[Begin]
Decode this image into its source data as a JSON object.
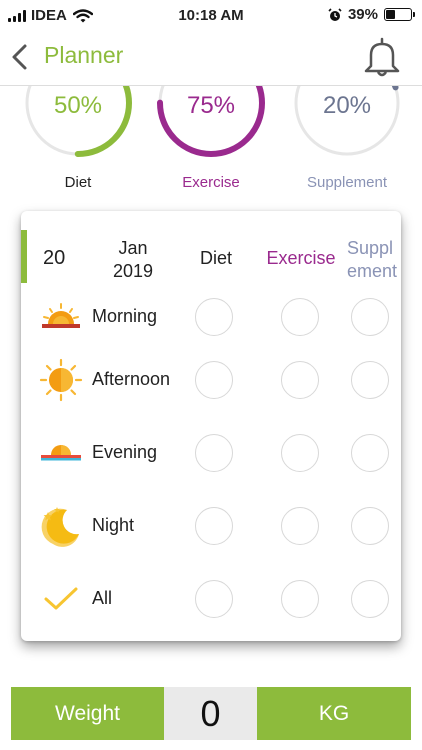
{
  "status": {
    "carrier": "IDEA",
    "time": "10:18 AM",
    "battery": "39%",
    "battery_level": 0.39
  },
  "nav": {
    "title": "Planner"
  },
  "colors": {
    "green": "#8dbb3c",
    "purple": "#9a2a8e",
    "slate": "#6c7590",
    "ring_track": "#e6e6e6"
  },
  "progress": [
    {
      "label": "Diet",
      "percent_text": "50%",
      "value": 50,
      "color": "#8dbb3c",
      "label_color": "#222222"
    },
    {
      "label": "Exercise",
      "percent_text": "75%",
      "value": 75,
      "color": "#9a2a8e",
      "label_color": "#9a2a8e"
    },
    {
      "label": "Supplement",
      "percent_text": "20%",
      "value": 20,
      "color": "#6c7590",
      "label_color": "#8a93b5"
    }
  ],
  "planner": {
    "day": "20",
    "month_line1": "Jan",
    "month_line2": "2019",
    "col_diet": "Diet",
    "col_exercise": "Exercise",
    "col_supplement_line1": "Suppl",
    "col_supplement_line2": "ement",
    "rows": [
      {
        "label": "Morning",
        "icon": "sunrise-icon"
      },
      {
        "label": "Afternoon",
        "icon": "sun-icon"
      },
      {
        "label": "Evening",
        "icon": "sunset-icon"
      },
      {
        "label": "Night",
        "icon": "moon-stars-icon"
      },
      {
        "label": "All",
        "icon": "checkmark-icon"
      }
    ]
  },
  "footer": {
    "weight_label": "Weight",
    "weight_value": "0",
    "unit_label": "KG"
  }
}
[End]
Transcribe each entry precisely as given, leaving the pictures out.

Decode this image into its source data as a JSON object.
{
  "status": {
    "carrier": "IDEA",
    "time": "10:18 AM",
    "battery": "39%",
    "battery_level": 0.39
  },
  "nav": {
    "title": "Planner"
  },
  "colors": {
    "green": "#8dbb3c",
    "purple": "#9a2a8e",
    "slate": "#6c7590",
    "ring_track": "#e6e6e6"
  },
  "progress": [
    {
      "label": "Diet",
      "percent_text": "50%",
      "value": 50,
      "color": "#8dbb3c",
      "label_color": "#222222"
    },
    {
      "label": "Exercise",
      "percent_text": "75%",
      "value": 75,
      "color": "#9a2a8e",
      "label_color": "#9a2a8e"
    },
    {
      "label": "Supplement",
      "percent_text": "20%",
      "value": 20,
      "color": "#6c7590",
      "label_color": "#8a93b5"
    }
  ],
  "planner": {
    "day": "20",
    "month_line1": "Jan",
    "month_line2": "2019",
    "col_diet": "Diet",
    "col_exercise": "Exercise",
    "col_supplement_line1": "Suppl",
    "col_supplement_line2": "ement",
    "rows": [
      {
        "label": "Morning",
        "icon": "sunrise-icon"
      },
      {
        "label": "Afternoon",
        "icon": "sun-icon"
      },
      {
        "label": "Evening",
        "icon": "sunset-icon"
      },
      {
        "label": "Night",
        "icon": "moon-stars-icon"
      },
      {
        "label": "All",
        "icon": "checkmark-icon"
      }
    ]
  },
  "footer": {
    "weight_label": "Weight",
    "weight_value": "0",
    "unit_label": "KG"
  }
}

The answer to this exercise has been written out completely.